INPUT ROWS:
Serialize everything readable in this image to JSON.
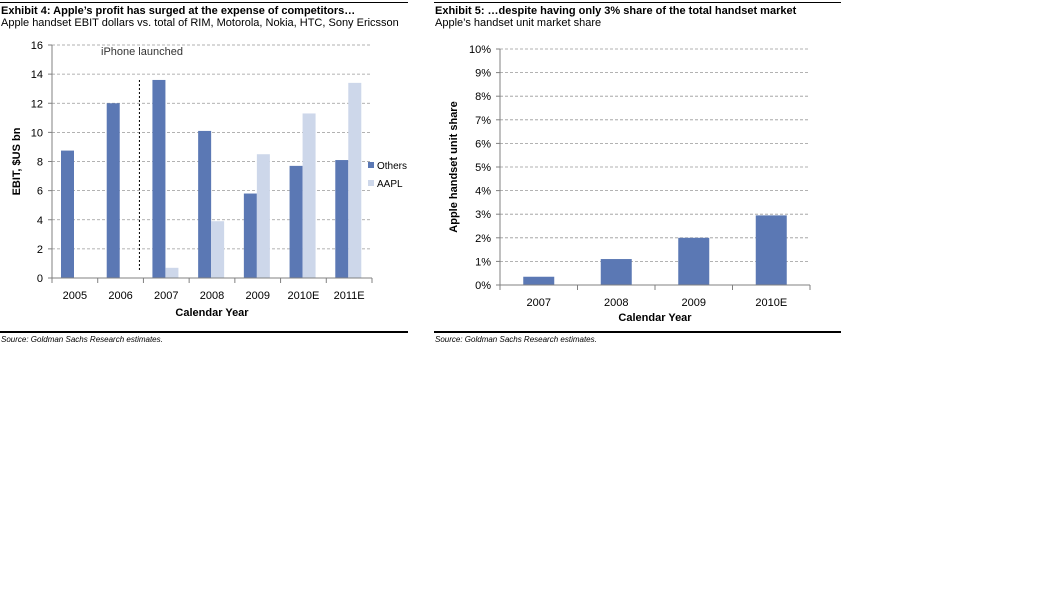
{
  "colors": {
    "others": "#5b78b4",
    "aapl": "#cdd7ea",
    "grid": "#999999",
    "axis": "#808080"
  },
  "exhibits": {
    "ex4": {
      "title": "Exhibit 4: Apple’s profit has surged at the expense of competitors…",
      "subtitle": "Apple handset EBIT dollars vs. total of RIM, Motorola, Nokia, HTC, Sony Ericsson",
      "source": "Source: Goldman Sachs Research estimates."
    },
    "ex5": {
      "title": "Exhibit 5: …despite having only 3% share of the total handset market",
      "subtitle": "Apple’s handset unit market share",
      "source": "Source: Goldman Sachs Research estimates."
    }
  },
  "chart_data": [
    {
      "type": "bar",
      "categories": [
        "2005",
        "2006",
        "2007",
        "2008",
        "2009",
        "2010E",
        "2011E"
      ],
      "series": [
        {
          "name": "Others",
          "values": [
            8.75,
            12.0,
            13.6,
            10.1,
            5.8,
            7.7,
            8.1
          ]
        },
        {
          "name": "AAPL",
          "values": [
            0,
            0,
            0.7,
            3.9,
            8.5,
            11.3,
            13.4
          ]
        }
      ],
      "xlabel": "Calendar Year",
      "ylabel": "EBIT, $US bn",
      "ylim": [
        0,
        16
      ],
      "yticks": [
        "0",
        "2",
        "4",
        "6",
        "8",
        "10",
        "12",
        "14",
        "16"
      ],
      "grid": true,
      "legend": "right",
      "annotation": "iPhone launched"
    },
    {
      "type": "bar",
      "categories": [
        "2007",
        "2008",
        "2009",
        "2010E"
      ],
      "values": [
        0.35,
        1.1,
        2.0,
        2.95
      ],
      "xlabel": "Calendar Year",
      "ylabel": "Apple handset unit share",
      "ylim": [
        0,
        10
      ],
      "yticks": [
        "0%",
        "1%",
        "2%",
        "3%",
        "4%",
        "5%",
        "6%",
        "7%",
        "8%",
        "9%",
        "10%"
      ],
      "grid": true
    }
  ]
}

SHORT TASK:
Restate the whole of the material word for word without the pictures.

THE OUTPUT:
Serialize everything readable in this image to JSON.
{
  "colors": {
    "others": "#5b78b4",
    "aapl": "#cdd7ea",
    "grid": "#999999",
    "axis": "#808080"
  },
  "exhibits": {
    "ex4": {
      "title": "Exhibit 4: Apple’s profit has surged at the expense of competitors…",
      "subtitle": "Apple handset EBIT dollars vs. total of RIM, Motorola, Nokia, HTC, Sony Ericsson",
      "source": "Source: Goldman Sachs Research estimates."
    },
    "ex5": {
      "title": "Exhibit 5: …despite having only 3% share of the total handset market",
      "subtitle": "Apple’s handset unit market share",
      "source": "Source: Goldman Sachs Research estimates."
    }
  },
  "chart_data": [
    {
      "type": "bar",
      "categories": [
        "2005",
        "2006",
        "2007",
        "2008",
        "2009",
        "2010E",
        "2011E"
      ],
      "series": [
        {
          "name": "Others",
          "values": [
            8.75,
            12.0,
            13.6,
            10.1,
            5.8,
            7.7,
            8.1
          ]
        },
        {
          "name": "AAPL",
          "values": [
            0,
            0,
            0.7,
            3.9,
            8.5,
            11.3,
            13.4
          ]
        }
      ],
      "xlabel": "Calendar Year",
      "ylabel": "EBIT, $US bn",
      "ylim": [
        0,
        16
      ],
      "yticks": [
        "0",
        "2",
        "4",
        "6",
        "8",
        "10",
        "12",
        "14",
        "16"
      ],
      "grid": true,
      "legend": "right",
      "annotation": "iPhone launched"
    },
    {
      "type": "bar",
      "categories": [
        "2007",
        "2008",
        "2009",
        "2010E"
      ],
      "values": [
        0.35,
        1.1,
        2.0,
        2.95
      ],
      "xlabel": "Calendar Year",
      "ylabel": "Apple handset unit share",
      "ylim": [
        0,
        10
      ],
      "yticks": [
        "0%",
        "1%",
        "2%",
        "3%",
        "4%",
        "5%",
        "6%",
        "7%",
        "8%",
        "9%",
        "10%"
      ],
      "grid": true
    }
  ]
}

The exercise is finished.